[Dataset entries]
================================

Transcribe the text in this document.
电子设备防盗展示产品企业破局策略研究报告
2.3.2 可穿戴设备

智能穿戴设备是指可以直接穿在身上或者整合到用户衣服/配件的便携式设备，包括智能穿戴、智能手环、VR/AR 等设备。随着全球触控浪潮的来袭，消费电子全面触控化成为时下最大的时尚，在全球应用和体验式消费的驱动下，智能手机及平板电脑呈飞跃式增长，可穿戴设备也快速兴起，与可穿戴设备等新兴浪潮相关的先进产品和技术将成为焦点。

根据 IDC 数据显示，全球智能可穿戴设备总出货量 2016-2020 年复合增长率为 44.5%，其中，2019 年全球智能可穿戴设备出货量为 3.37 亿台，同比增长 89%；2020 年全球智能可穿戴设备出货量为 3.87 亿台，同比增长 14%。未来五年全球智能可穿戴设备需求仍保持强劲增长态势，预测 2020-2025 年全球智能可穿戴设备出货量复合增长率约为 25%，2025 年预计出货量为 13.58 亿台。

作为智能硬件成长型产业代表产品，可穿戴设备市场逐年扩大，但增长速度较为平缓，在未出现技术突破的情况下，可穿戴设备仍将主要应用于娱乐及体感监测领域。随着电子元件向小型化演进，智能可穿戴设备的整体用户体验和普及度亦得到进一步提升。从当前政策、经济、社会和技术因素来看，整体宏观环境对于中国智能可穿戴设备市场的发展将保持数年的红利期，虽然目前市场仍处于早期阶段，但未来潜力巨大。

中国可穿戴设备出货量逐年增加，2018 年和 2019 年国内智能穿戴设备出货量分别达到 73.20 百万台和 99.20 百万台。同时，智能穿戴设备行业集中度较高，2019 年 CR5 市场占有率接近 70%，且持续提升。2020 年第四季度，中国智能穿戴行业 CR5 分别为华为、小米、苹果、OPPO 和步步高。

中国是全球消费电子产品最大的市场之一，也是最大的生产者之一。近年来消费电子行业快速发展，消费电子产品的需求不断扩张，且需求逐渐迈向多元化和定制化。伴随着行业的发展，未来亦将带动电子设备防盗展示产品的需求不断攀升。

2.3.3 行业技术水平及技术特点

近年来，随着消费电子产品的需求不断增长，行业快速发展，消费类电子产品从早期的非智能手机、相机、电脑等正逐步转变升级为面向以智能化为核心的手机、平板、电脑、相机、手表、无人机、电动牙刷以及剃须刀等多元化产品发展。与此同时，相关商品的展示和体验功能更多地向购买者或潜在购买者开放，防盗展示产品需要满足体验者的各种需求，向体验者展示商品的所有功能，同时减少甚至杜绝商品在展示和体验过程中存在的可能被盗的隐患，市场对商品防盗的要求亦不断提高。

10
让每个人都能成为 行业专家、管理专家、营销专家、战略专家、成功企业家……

================================

TASK INSTRUCTIONS: Could you reproduce every record above exactly as it appears?

COMPLETE ANSWER:
Transcribe the text in this document.
电子设备防盗展示产品企业破局策略研究报告
2.3.2 可穿戴设备

智能穿戴设备是指可以直接穿在身上或者整合到用户衣服/配件的便携式设备，包括智能穿戴、智能手环、VR/AR 等设备。随着全球触控浪潮的来袭，消费电子全面触控化成为时下最大的时尚，在全球应用和体验式消费的驱动下，智能手机及平板电脑呈飞跃式增长，可穿戴设备也快速兴起，与可穿戴设备等新兴浪潮相关的先进产品和技术将成为焦点。

根据 IDC 数据显示，全球智能可穿戴设备总出货量 2016-2020 年复合增长率为 44.5%，其中，2019 年全球智能可穿戴设备出货量为 3.37 亿台，同比增长 89%；2020 年全球智能可穿戴设备出货量为 3.87 亿台，同比增长 14%。未来五年全球智能可穿戴设备需求仍保持强劲增长态势，预测 2020-2025 年全球智能可穿戴设备出货量复合增长率约为 25%，2025 年预计出货量为 13.58 亿台。

作为智能硬件成长型产业代表产品，可穿戴设备市场逐年扩大，但增长速度较为平缓，在未出现技术突破的情况下，可穿戴设备仍将主要应用于娱乐及体感监测领域。随着电子元件向小型化演进，智能可穿戴设备的整体用户体验和普及度亦得到进一步提升。从当前政策、经济、社会和技术因素来看，整体宏观环境对于中国智能可穿戴设备市场的发展将保持数年的红利期，虽然目前市场仍处于早期阶段，但未来潜力巨大。

中国可穿戴设备出货量逐年增加，2018 年和 2019 年国内智能穿戴设备出货量分别达到 73.20 百万台和 99.20 百万台。同时，智能穿戴设备行业集中度较高，2019 年 CR5 市场占有率接近 70%，且持续提升。2020 年第四季度，中国智能穿戴行业 CR5 分别为华为、小米、苹果、OPPO 和步步高。

中国是全球消费电子产品最大的市场之一，也是最大的生产者之一。近年来消费电子行业快速发展，消费电子产品的需求不断扩张，且需求逐渐迈向多元化和定制化。伴随着行业的发展，未来亦将带动电子设备防盗展示产品的需求不断攀升。

2.3.3 行业技术水平及技术特点

近年来，随着消费电子产品的需求不断增长，行业快速发展，消费类电子产品从早期的非智能手机、相机、电脑等正逐步转变升级为面向以智能化为核心的手机、平板、电脑、相机、手表、无人机、电动牙刷以及剃须刀等多元化产品发展。与此同时，相关商品的展示和体验功能更多地向购买者或潜在购买者开放，防盗展示产品需要满足体验者的各种需求，向体验者展示商品的所有功能，同时减少甚至杜绝商品在展示和体验过程中存在的可能被盗的隐患，市场对商品防盗的要求亦不断提高。

10
让每个人都能成为 行业专家、管理专家、营销专家、战略专家、成功企业家……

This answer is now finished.